**TO BE DONE:**
Reproduce the listing word for word, beginning with its first line and stopping after the line that contains "marker xyxy=(254,371,263,380)". Include both of those lines.

******

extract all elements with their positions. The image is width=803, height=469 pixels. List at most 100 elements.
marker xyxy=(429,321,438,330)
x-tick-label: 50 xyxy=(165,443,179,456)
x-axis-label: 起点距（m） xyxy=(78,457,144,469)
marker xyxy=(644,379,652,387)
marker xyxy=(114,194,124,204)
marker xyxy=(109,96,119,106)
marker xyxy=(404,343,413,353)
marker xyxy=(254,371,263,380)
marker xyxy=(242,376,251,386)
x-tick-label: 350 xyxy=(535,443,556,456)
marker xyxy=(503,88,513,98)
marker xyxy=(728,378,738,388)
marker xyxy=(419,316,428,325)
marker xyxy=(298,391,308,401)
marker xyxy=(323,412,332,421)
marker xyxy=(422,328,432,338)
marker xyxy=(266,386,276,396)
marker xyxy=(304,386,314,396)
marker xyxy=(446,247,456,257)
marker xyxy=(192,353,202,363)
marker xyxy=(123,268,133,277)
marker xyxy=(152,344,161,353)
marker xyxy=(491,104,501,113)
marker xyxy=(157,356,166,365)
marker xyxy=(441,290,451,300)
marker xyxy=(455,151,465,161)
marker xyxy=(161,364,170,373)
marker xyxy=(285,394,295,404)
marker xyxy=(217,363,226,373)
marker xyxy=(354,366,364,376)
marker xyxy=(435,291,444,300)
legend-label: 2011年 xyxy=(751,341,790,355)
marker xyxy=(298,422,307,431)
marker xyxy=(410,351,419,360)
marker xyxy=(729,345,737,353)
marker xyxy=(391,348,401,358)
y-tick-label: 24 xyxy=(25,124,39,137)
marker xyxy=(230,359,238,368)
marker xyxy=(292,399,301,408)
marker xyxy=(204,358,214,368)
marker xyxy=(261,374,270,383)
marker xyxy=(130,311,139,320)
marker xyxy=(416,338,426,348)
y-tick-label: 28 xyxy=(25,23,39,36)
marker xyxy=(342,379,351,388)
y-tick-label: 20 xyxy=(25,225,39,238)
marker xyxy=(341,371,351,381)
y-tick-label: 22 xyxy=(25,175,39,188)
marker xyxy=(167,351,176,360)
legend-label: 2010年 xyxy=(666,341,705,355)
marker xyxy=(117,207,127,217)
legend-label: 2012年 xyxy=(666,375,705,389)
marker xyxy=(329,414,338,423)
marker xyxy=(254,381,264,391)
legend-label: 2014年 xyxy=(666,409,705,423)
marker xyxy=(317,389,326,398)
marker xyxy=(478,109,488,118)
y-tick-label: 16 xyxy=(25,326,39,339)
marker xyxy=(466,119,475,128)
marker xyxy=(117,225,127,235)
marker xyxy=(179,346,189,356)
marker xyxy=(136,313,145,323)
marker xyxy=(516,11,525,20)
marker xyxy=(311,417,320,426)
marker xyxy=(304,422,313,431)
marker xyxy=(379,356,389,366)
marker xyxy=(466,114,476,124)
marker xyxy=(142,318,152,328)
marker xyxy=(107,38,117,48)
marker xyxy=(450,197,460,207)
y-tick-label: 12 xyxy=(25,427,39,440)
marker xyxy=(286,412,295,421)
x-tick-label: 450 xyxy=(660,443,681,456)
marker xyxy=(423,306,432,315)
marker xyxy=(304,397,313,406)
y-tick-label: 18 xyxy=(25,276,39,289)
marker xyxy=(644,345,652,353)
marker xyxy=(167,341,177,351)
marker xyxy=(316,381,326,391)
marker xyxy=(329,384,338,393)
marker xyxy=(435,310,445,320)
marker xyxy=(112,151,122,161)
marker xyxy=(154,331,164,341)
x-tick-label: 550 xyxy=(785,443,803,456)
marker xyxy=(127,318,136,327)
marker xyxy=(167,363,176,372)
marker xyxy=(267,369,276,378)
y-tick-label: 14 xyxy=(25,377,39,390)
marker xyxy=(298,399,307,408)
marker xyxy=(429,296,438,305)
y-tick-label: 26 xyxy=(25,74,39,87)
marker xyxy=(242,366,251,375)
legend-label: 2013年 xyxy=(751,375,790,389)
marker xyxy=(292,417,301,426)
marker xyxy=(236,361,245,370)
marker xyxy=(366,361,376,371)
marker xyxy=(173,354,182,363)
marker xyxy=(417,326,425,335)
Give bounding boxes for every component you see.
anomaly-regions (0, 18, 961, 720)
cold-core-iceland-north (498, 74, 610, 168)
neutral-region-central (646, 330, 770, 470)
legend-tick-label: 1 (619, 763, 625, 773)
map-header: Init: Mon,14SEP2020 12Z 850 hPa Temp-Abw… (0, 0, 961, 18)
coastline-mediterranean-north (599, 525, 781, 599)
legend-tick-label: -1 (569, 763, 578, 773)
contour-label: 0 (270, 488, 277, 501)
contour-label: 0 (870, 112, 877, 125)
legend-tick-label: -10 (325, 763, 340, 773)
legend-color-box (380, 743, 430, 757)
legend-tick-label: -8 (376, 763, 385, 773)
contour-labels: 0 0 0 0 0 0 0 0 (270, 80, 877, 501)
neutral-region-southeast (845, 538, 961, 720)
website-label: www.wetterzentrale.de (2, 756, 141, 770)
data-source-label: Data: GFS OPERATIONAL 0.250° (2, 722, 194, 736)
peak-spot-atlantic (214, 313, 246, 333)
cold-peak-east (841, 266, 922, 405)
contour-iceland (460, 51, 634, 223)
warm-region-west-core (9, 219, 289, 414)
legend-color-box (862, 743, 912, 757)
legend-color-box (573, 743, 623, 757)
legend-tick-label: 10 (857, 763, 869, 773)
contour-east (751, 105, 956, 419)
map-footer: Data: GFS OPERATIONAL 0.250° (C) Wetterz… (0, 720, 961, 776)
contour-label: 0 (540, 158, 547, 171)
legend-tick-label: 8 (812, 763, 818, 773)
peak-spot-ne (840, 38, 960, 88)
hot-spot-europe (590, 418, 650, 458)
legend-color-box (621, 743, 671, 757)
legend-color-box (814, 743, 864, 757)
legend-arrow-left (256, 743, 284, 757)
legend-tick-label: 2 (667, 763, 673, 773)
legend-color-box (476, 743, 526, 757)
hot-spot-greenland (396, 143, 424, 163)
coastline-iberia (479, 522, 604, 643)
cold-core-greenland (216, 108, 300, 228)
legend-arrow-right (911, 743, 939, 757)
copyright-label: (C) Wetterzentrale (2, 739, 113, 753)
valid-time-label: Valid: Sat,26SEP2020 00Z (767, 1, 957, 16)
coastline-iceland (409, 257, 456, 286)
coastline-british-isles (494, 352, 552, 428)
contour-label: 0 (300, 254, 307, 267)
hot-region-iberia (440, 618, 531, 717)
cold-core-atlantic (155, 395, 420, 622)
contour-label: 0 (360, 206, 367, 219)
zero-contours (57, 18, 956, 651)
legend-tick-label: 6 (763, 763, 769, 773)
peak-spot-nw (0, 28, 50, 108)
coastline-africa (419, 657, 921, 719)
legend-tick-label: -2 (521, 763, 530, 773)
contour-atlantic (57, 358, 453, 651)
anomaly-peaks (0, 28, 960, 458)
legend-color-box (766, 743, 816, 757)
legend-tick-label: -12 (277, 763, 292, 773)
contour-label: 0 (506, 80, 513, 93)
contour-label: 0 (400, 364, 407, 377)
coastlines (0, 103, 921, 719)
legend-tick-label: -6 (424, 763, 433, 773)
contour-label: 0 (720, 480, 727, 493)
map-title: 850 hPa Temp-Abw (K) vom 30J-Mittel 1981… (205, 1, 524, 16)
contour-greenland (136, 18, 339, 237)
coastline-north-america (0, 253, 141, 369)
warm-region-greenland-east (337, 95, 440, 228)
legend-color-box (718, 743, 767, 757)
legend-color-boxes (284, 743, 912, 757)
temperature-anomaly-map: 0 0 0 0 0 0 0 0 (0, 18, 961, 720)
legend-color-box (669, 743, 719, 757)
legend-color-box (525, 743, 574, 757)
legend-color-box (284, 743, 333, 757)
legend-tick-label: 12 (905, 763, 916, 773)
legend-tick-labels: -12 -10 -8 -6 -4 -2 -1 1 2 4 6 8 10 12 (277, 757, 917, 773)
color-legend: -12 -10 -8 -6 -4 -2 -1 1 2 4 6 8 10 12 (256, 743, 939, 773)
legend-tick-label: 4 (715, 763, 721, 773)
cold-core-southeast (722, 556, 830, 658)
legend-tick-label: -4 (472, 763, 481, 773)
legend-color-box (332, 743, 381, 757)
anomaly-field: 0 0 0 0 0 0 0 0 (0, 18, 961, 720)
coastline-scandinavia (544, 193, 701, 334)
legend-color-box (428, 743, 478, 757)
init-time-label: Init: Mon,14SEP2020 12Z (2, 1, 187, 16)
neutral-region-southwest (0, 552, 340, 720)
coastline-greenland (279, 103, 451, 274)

******

**WRITTEN ANSWER:**
extract all elements with their positions. The image is width=803, height=469 pixels. List at most 100 elements.
marker xyxy=(429,321,438,330)
x-tick-label: 50 xyxy=(165,443,179,456)
x-axis-label: 起点距（m） xyxy=(78,457,144,469)
marker xyxy=(644,379,652,387)
marker xyxy=(114,194,124,204)
marker xyxy=(109,96,119,106)
marker xyxy=(404,343,413,353)
marker xyxy=(254,371,263,380)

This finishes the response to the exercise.